Given problem =>
From the material below, list every line containing "порядке".

Task data =>
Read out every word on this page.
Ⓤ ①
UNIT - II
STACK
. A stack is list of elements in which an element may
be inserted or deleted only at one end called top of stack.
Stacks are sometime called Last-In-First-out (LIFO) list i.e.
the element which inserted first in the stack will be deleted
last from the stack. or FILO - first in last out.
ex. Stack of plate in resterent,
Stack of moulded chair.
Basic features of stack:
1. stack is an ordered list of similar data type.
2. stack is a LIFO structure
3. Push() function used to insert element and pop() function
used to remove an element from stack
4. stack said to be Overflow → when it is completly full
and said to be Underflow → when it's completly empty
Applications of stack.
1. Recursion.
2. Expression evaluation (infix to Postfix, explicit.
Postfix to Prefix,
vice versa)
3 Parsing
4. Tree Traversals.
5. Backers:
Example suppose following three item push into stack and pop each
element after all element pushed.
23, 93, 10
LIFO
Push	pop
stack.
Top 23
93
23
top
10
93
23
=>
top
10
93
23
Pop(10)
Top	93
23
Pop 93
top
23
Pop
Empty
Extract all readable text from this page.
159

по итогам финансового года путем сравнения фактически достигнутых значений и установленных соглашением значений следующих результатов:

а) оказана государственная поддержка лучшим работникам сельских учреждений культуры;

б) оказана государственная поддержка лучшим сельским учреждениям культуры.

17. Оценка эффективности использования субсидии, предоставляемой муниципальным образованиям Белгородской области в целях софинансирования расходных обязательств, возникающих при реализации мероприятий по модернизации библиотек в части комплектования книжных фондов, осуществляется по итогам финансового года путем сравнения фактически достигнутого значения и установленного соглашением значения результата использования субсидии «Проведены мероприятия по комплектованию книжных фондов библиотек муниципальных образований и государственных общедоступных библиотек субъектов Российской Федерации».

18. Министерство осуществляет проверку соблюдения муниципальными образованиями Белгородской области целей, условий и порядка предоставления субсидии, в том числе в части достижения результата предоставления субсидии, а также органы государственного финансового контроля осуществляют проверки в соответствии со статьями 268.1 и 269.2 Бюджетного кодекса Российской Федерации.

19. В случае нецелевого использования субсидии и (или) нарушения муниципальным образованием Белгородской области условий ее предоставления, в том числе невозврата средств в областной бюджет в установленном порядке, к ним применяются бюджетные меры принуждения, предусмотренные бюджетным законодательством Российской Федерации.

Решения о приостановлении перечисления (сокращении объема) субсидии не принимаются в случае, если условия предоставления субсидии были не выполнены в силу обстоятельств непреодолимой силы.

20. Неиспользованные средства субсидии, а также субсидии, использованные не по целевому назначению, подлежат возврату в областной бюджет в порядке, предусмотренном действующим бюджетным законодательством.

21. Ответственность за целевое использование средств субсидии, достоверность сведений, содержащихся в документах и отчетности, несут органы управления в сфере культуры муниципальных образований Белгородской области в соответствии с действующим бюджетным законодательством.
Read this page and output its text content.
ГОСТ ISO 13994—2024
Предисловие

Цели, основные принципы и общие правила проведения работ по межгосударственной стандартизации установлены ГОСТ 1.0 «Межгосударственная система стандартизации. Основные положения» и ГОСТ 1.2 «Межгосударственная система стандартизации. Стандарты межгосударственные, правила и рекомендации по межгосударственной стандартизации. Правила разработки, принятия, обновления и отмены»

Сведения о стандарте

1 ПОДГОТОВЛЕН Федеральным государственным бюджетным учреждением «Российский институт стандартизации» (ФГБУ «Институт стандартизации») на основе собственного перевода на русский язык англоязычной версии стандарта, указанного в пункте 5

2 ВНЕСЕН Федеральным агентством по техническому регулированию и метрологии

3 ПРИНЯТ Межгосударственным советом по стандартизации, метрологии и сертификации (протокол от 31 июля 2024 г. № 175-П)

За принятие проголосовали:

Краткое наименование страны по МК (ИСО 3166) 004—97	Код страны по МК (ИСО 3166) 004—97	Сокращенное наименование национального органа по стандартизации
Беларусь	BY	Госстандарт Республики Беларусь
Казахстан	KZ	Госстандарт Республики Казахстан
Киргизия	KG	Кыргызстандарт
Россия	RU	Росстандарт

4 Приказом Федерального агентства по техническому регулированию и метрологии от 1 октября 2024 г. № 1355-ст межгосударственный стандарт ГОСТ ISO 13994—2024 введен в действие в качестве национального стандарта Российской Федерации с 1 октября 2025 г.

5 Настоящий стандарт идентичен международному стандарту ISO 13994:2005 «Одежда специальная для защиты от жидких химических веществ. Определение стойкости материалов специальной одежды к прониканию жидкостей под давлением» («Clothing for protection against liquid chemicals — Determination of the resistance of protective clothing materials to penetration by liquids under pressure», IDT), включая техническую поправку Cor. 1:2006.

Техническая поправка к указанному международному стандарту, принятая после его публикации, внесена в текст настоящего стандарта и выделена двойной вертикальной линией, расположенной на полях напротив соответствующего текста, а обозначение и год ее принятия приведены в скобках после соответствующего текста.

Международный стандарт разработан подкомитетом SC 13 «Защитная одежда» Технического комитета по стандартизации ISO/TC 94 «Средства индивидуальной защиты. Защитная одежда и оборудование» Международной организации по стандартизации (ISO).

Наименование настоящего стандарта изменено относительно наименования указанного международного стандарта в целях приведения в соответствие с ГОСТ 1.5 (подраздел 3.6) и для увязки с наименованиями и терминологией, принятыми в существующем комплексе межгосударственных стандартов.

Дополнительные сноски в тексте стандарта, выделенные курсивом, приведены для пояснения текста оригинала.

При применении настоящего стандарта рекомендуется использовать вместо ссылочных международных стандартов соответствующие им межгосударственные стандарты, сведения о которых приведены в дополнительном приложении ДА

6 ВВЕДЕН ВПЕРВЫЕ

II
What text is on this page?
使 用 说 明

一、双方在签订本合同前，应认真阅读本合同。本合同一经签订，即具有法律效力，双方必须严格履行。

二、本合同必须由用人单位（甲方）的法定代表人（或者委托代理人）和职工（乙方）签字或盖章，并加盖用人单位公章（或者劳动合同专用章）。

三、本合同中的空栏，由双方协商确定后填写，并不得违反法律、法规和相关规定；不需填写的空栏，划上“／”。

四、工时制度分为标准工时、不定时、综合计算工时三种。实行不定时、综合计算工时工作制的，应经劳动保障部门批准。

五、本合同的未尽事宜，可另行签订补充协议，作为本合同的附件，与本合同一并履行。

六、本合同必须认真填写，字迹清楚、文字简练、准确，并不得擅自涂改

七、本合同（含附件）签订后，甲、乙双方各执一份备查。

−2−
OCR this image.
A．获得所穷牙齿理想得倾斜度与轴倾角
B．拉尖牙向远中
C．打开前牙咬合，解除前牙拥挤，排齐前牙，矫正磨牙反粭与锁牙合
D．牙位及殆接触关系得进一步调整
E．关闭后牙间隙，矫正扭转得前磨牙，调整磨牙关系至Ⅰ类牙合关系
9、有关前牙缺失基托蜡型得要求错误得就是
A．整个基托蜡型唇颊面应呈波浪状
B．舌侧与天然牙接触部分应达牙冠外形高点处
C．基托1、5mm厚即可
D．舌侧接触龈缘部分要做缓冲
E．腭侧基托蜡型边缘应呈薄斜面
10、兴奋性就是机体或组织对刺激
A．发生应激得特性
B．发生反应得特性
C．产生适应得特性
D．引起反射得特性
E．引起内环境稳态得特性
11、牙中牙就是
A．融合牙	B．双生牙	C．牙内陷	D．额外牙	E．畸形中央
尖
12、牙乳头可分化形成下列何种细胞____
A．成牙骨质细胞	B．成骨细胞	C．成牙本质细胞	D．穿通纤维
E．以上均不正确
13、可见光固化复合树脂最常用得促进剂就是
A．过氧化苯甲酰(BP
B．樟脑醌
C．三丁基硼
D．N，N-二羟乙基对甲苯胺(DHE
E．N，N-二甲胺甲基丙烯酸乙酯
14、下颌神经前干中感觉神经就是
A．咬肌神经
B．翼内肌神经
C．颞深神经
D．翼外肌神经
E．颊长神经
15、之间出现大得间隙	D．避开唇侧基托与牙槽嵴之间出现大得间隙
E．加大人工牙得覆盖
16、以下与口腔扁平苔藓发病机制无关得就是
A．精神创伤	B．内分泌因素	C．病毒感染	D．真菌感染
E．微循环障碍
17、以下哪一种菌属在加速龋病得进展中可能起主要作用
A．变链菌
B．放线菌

Exercise output =>
19. В случае нецелевого использования субсидии и (или) нарушения муниципальным образованием Белгородской области условий ее предоставления, в том числе невозврата средств в областной бюджет в установленном порядке, к ним применяются бюджетные меры принуждения, предусмотренные бюджетным законодательством Российской Федерации.
20. Неиспользованные средства субсидии, а также субсидии, использованные не по целевому назначению, подлежат возврату в областной бюджет в порядке, предусмотренном действующим бюджетным законодательством.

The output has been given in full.